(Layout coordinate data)
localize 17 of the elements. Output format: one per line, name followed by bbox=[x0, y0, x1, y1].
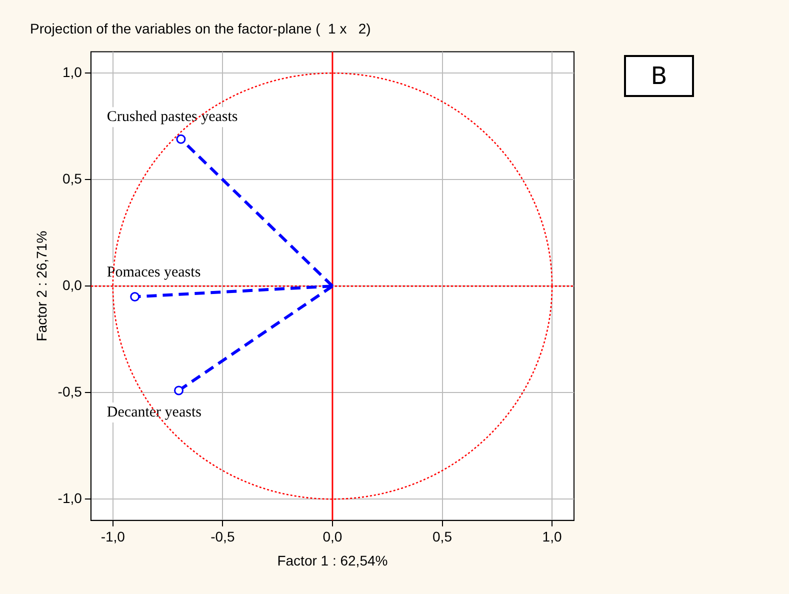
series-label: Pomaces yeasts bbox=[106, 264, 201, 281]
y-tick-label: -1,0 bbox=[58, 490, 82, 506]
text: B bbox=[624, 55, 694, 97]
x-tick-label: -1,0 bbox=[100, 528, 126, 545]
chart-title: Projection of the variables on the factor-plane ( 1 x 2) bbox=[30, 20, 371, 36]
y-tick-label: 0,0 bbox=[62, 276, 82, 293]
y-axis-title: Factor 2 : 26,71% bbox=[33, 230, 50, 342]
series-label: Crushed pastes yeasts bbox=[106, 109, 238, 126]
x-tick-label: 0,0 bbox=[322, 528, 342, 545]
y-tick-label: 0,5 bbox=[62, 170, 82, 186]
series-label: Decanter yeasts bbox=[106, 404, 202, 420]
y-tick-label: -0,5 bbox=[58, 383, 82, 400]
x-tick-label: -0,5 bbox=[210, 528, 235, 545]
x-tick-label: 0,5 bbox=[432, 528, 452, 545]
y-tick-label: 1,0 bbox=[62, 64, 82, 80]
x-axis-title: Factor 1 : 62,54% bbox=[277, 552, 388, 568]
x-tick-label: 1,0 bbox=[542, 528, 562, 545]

* * *

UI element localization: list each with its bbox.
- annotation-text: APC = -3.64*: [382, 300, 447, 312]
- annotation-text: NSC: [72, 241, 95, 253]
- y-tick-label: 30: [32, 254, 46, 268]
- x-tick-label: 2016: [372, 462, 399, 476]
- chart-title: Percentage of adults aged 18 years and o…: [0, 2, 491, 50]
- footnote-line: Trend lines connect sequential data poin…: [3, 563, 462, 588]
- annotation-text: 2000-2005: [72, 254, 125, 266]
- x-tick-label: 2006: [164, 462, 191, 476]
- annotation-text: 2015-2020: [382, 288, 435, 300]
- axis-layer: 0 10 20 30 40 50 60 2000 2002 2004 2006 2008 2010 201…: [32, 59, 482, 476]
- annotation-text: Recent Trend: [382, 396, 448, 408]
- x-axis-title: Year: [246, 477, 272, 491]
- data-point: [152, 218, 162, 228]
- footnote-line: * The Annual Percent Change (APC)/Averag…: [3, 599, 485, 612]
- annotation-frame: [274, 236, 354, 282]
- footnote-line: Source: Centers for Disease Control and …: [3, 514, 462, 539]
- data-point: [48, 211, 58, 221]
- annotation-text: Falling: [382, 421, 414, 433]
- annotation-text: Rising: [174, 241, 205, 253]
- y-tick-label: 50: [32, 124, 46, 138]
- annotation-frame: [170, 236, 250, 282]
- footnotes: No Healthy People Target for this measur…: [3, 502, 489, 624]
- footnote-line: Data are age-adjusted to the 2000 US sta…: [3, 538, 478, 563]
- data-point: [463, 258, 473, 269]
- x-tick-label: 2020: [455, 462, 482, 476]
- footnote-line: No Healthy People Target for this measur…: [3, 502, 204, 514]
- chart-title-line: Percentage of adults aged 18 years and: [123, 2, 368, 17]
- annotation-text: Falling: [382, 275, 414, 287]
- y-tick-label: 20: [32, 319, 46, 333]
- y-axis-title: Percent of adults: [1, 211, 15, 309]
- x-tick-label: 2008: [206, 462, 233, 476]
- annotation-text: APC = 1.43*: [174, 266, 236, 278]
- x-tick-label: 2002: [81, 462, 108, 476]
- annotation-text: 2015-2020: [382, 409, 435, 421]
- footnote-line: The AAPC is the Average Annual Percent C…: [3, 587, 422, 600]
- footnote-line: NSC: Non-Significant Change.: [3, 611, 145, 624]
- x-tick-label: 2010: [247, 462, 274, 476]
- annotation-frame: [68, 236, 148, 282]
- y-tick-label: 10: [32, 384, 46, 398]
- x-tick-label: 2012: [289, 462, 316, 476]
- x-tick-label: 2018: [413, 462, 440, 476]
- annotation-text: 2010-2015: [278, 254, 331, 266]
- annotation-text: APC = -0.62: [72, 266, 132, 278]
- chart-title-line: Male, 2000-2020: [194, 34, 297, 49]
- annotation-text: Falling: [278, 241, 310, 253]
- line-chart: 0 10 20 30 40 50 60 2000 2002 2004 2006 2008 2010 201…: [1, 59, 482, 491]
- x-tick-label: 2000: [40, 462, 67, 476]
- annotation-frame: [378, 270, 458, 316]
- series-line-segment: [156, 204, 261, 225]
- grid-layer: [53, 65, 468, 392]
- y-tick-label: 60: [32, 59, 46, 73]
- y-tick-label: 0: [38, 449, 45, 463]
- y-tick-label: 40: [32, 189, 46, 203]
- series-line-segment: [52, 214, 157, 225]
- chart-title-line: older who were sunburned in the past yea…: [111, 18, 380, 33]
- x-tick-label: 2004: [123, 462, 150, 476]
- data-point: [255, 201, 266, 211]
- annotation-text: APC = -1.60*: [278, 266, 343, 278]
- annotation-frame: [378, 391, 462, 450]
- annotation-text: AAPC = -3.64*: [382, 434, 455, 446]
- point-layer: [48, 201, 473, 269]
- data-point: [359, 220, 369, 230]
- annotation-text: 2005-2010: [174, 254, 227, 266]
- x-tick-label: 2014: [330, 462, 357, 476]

> **Given request**: Reproduce everything from the line containing "UI element localization: list" down to the line containing "- x-tick-label: 2006: [164, 462, 191, 476]", substituting "annotation-label" for "annotation-text" and leaving the rest untouched. Return only those lines.

> **Answer in full**:
UI element localization: list each with its bbox.
- annotation-label: APC = -3.64*: [382, 300, 447, 312]
- annotation-label: NSC: [72, 241, 95, 253]
- y-tick-label: 30: [32, 254, 46, 268]
- x-tick-label: 2016: [372, 462, 399, 476]
- chart-title: Percentage of adults aged 18 years and o…: [0, 2, 491, 50]
- footnote-line: Trend lines connect sequential data poin…: [3, 563, 462, 588]
- annotation-label: 2000-2005: [72, 254, 125, 266]
- x-tick-label: 2006: [164, 462, 191, 476]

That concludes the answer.